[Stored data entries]
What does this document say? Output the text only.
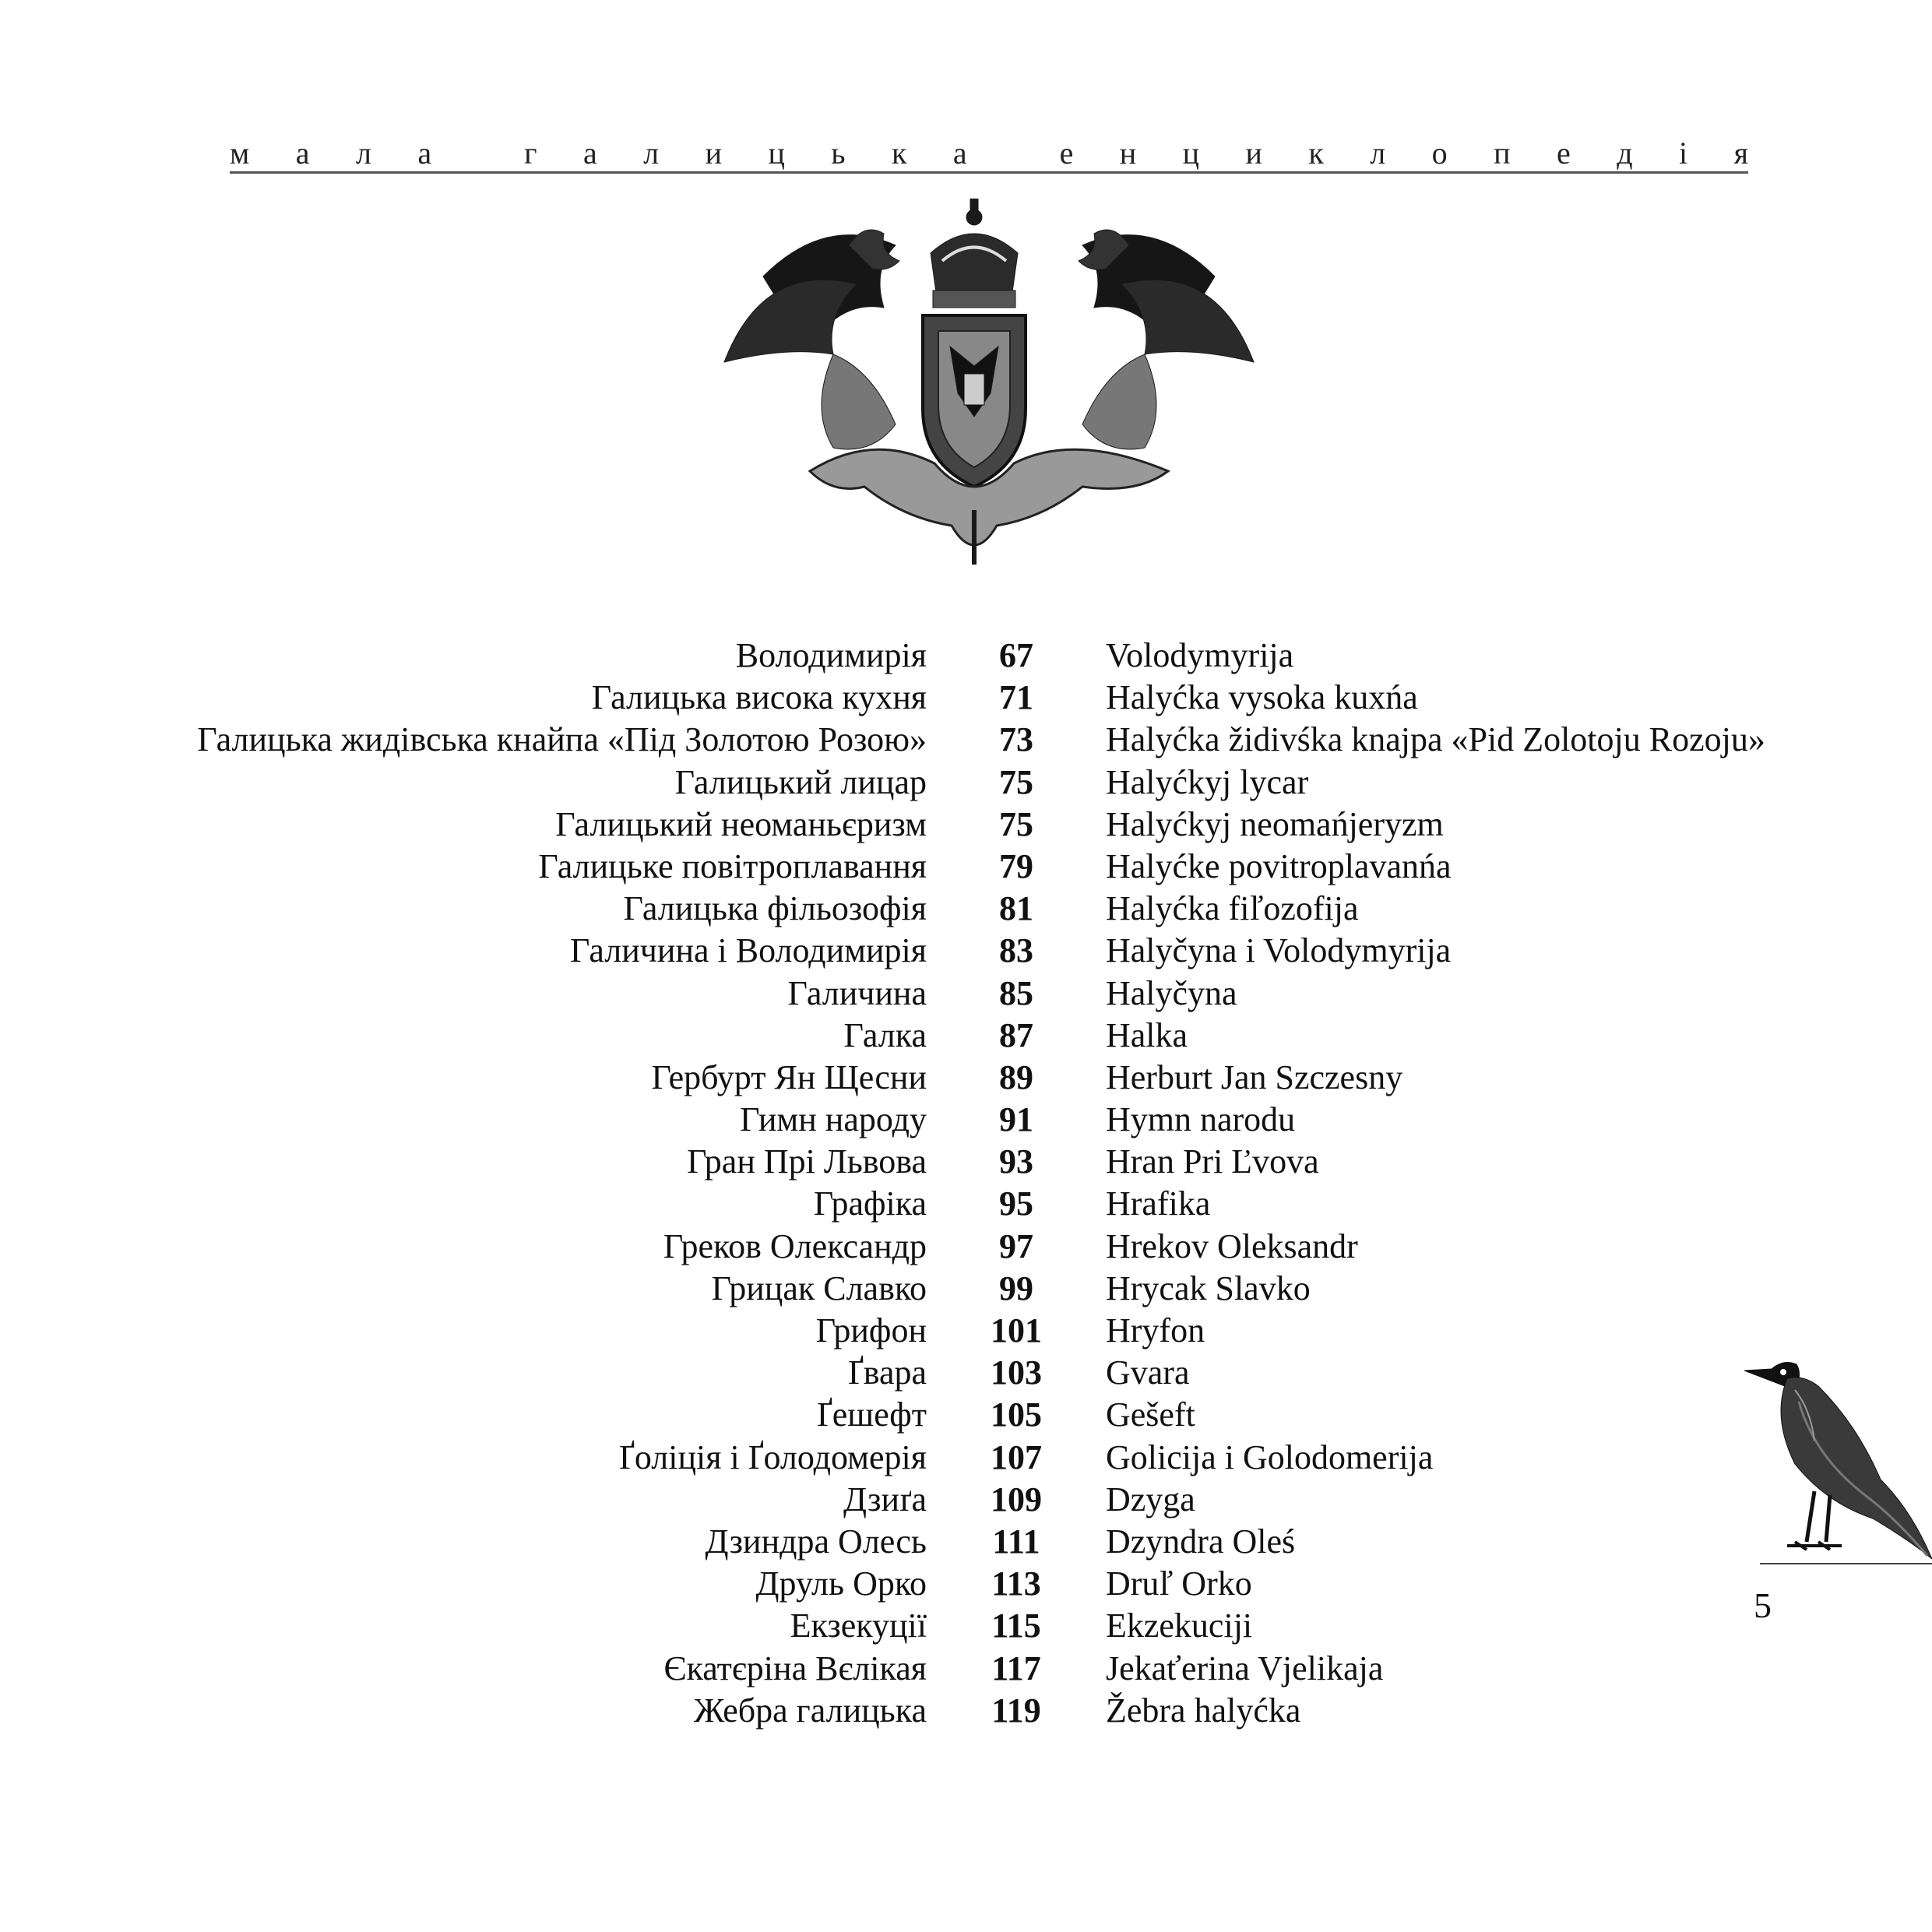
м а л а	г а л и ц ь к а	е н ц и к л о п е д і я
Володимирія	67	Volodymyrija
Галицька висока кухня	71	Halyćka vysoka kuxńa
Галицька жидівська кнайпа «Під Золотою Розою»	73	Halyćka židivśka knajpa «Pid Zolotoju Rozoju»
Галицький лицар	75	Halyćkyj lycar
Галицький неоманьєризм	75	Halyćkyj neomańjeryzm
Галицьке повітроплавання	79	Halyćke povitroplavanńa
Галицька фільозофія	81	Halyćka fiľozofija
Галичина і Володимирія	83	Halyčyna i Volodymyrija
Галичина	85	Halyčyna
Галка	87	Halka
Гербурт Ян Щесни	89	Herburt Jan Szczesny
Гимн народу	91	Hymn narodu
Гран Прі Львова	93	Hran Pri Ľvova
Графіка	95	Hrafika
Греков Олександр	97	Hrekov Oleksandr
Грицак Славко	99	Hrycak Slavko
Грифон	101	Hryfon
Ґвара	103	Gvara
Ґешефт	105	Gešeft
Ґоліція і Ґолодомерія	107	Golicija i Golodomerija
Дзиґа	109	Dzyga
Дзиндра Олесь	111	Dzyndra Oleś
Друль Орко	113	Druľ Orko
Екзекуції	115	Ekzekuciji
Єкатєріна Вєлікая	117	Jekaťerina Vjelikaja
Жебра галицька	119	Žebra halyćka
5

## Directive
Output a faithful copy of the data, with each picture left out.

## Correct response
What does this document say? Output the text only.
м а л а	г а л и ц ь к а	е н ц и к л о п е д і я
Володимирія	67	Volodymyrija
Галицька висока кухня	71	Halyćka vysoka kuxńa
Галицька жидівська кнайпа «Під Золотою Розою»	73	Halyćka židivśka knajpa «Pid Zolotoju Rozoju»
Галицький лицар	75	Halyćkyj lycar
Галицький неоманьєризм	75	Halyćkyj neomańjeryzm
Галицьке повітроплавання	79	Halyćke povitroplavanńa
Галицька фільозофія	81	Halyćka fiľozofija
Галичина і Володимирія	83	Halyčyna i Volodymyrija
Галичина	85	Halyčyna
Галка	87	Halka
Гербурт Ян Щесни	89	Herburt Jan Szczesny
Гимн народу	91	Hymn narodu
Гран Прі Львова	93	Hran Pri Ľvova
Графіка	95	Hrafika
Греков Олександр	97	Hrekov Oleksandr
Грицак Славко	99	Hrycak Slavko
Грифон	101	Hryfon
Ґвара	103	Gvara
Ґешефт	105	Gešeft
Ґоліція і Ґолодомерія	107	Golicija i Golodomerija
Дзиґа	109	Dzyga
Дзиндра Олесь	111	Dzyndra Oleś
Друль Орко	113	Druľ Orko
Екзекуції	115	Ekzekuciji
Єкатєріна Вєлікая	117	Jekaťerina Vjelikaja
Жебра галицька	119	Žebra halyćka
5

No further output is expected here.